* START Provided entries *

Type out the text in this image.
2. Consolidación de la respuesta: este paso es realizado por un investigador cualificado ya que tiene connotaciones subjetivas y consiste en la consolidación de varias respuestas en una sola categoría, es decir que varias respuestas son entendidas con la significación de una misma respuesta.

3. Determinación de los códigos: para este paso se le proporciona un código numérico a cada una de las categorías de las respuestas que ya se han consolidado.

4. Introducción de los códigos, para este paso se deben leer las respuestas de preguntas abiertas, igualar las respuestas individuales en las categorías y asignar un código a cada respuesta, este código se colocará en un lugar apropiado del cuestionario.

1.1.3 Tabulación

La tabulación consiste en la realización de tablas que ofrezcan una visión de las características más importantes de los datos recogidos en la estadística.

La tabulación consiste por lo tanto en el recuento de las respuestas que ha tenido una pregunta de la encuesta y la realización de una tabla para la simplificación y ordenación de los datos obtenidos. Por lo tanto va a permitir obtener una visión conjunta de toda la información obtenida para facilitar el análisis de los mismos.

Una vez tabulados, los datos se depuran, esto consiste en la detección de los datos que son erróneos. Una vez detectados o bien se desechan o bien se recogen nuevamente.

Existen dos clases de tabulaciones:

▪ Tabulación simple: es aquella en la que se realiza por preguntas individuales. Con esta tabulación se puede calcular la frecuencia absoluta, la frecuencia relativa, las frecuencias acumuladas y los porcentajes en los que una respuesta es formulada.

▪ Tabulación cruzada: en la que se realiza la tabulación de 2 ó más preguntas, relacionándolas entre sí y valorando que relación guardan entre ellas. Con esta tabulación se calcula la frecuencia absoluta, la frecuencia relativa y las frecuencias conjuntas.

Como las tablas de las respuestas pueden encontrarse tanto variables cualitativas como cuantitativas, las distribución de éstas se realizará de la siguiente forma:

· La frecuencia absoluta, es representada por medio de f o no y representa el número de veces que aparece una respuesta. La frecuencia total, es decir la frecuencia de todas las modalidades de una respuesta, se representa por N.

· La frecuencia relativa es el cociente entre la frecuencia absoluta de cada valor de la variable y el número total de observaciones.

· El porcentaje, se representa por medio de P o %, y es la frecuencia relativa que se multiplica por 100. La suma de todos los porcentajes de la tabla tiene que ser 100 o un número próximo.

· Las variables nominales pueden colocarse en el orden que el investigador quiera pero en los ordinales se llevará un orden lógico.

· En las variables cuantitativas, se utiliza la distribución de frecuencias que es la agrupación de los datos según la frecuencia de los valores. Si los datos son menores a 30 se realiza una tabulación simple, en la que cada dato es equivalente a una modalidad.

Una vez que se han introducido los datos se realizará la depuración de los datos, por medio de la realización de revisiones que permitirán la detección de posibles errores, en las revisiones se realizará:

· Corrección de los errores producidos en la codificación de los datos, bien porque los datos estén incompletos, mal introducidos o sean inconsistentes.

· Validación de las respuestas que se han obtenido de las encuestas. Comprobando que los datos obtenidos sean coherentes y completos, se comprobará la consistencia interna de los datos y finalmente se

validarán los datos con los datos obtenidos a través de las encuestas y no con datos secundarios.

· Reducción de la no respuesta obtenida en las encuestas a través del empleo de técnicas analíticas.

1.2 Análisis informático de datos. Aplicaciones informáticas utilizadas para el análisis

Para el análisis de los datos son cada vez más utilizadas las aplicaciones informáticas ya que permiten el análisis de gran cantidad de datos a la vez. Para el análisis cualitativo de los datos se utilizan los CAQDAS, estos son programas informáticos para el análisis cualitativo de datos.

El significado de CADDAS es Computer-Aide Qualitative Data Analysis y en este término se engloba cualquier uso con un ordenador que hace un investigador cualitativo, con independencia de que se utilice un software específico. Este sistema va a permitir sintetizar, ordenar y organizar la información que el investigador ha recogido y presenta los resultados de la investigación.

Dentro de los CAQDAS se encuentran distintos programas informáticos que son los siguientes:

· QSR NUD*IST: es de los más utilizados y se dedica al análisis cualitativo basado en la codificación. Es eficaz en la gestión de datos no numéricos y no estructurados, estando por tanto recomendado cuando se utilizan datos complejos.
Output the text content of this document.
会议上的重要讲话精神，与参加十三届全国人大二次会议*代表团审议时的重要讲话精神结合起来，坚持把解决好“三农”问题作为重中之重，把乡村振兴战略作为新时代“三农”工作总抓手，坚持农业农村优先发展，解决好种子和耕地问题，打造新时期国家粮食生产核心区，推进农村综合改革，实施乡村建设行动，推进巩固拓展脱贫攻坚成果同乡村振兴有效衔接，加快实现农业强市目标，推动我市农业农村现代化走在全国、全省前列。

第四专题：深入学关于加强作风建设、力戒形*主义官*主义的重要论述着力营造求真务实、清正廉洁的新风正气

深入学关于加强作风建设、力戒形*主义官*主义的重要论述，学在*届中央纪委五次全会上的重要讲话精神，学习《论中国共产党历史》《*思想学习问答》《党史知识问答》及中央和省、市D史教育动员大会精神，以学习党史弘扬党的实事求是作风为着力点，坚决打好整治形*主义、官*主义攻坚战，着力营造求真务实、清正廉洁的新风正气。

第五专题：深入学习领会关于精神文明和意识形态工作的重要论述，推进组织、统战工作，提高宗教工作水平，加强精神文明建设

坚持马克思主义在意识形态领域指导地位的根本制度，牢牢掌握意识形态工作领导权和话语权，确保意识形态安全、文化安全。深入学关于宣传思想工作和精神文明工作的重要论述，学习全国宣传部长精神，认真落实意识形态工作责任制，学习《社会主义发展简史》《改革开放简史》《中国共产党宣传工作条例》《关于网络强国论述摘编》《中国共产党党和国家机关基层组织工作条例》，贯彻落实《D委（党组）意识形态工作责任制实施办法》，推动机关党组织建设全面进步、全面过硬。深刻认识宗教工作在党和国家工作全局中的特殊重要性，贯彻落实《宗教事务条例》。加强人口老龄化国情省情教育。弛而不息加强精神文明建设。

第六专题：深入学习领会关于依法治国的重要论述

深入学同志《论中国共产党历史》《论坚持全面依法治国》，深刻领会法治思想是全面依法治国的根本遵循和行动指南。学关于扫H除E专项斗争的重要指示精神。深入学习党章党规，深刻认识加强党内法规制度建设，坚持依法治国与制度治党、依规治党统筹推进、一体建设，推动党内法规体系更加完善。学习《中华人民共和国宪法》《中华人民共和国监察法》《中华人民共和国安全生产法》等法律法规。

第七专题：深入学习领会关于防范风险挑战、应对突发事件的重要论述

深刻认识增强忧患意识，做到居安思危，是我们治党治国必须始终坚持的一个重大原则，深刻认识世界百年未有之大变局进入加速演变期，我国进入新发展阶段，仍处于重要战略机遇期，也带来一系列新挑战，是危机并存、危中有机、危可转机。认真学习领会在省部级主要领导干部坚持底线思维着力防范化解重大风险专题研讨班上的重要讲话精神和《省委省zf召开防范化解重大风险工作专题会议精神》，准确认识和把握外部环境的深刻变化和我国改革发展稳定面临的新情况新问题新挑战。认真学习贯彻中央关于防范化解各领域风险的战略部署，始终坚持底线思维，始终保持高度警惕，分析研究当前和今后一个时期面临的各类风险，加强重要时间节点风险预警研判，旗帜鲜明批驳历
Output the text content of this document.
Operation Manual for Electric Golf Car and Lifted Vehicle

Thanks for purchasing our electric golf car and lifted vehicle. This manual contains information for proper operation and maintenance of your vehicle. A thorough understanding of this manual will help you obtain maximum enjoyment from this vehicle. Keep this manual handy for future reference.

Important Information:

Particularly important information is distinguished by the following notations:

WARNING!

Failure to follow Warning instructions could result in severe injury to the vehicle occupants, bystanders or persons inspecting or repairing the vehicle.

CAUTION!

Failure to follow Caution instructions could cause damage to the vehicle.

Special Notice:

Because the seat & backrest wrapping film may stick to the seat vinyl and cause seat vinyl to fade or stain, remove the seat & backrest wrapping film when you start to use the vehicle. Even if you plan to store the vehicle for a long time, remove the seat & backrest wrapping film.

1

* END Provided entries *

■ **Request**:
Say how many lines above hold the word "论中国共产党历史", giving only the count.

■ **Worked solution**:
2